Dataset records
= = = = = = =

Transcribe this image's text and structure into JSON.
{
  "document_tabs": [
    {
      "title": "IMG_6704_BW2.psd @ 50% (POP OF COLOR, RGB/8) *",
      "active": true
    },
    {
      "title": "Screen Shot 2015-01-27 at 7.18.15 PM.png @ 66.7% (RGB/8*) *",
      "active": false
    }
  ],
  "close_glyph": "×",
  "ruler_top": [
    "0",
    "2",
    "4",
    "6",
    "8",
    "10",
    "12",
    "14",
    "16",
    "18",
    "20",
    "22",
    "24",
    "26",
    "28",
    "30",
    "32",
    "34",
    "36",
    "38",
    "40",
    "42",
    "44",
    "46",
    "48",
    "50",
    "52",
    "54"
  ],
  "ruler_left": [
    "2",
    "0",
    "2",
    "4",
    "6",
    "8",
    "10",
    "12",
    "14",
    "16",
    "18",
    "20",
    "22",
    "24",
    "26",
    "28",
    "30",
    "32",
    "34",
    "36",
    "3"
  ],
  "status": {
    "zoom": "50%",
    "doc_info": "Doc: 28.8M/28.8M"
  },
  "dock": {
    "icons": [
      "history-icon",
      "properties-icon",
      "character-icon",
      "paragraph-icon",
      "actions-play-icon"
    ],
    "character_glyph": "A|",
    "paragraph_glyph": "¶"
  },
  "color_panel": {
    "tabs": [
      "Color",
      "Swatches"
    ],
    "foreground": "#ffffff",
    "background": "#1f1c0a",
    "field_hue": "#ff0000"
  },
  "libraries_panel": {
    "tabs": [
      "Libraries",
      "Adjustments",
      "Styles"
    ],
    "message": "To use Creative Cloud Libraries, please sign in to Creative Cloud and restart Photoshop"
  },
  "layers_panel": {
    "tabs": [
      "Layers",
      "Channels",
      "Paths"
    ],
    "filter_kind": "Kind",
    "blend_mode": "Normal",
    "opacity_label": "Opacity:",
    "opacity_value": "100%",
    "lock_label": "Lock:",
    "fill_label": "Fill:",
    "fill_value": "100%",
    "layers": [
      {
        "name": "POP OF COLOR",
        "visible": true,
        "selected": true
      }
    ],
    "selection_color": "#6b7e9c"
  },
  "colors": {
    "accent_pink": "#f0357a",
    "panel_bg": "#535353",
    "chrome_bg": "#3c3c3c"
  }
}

= = = = = = =

WRITTEN PROBLEM: Extract the complete data, matching each line exactly.

RESULT OF THIS EXERCISE:
Transcribe this image's text and structure into JSON.
{
  "document_tabs": [
    {
      "title": "IMG_6704_BW2.psd @ 50% (POP OF COLOR, RGB/8) *",
      "active": true
    },
    {
      "title": "Screen Shot 2015-01-27 at 7.18.15 PM.png @ 66.7% (RGB/8*) *",
      "active": false
    }
  ],
  "close_glyph": "×",
  "ruler_top": [
    "0",
    "2",
    "4",
    "6",
    "8",
    "10",
    "12",
    "14",
    "16",
    "18",
    "20",
    "22",
    "24",
    "26",
    "28",
    "30",
    "32",
    "34",
    "36",
    "38",
    "40",
    "42",
    "44",
    "46",
    "48",
    "50",
    "52",
    "54"
  ],
  "ruler_left": [
    "2",
    "0",
    "2",
    "4",
    "6",
    "8",
    "10",
    "12",
    "14",
    "16",
    "18",
    "20",
    "22",
    "24",
    "26",
    "28",
    "30",
    "32",
    "34",
    "36",
    "3"
  ],
  "status": {
    "zoom": "50%",
    "doc_info": "Doc: 28.8M/28.8M"
  },
  "dock": {
    "icons": [
      "history-icon",
      "properties-icon",
      "character-icon",
      "paragraph-icon",
      "actions-play-icon"
    ],
    "character_glyph": "A|",
    "paragraph_glyph": "¶"
  },
  "color_panel": {
    "tabs": [
      "Color",
      "Swatches"
    ],
    "foreground": "#ffffff",
    "background": "#1f1c0a",
    "field_hue": "#ff0000"
  },
  "libraries_panel": {
    "tabs": [
      "Libraries",
      "Adjustments",
      "Styles"
    ],
    "message": "To use Creative Cloud Libraries, please sign in to Creative Cloud and restart Photoshop"
  },
  "layers_panel": {
    "tabs": [
      "Layers",
      "Channels",
      "Paths"
    ],
    "filter_kind": "Kind",
    "blend_mode": "Normal",
    "opacity_label": "Opacity:",
    "opacity_value": "100%",
    "lock_label": "Lock:",
    "fill_label": "Fill:",
    "fill_value": "100%",
    "layers": [
      {
        "name": "POP OF COLOR",
        "visible": true,
        "selected": true
      }
    ],
    "selection_color": "#6b7e9c"
  },
  "colors": {
    "accent_pink": "#f0357a",
    "panel_bg": "#535353",
    "chrome_bg": "#3c3c3c"
  }
}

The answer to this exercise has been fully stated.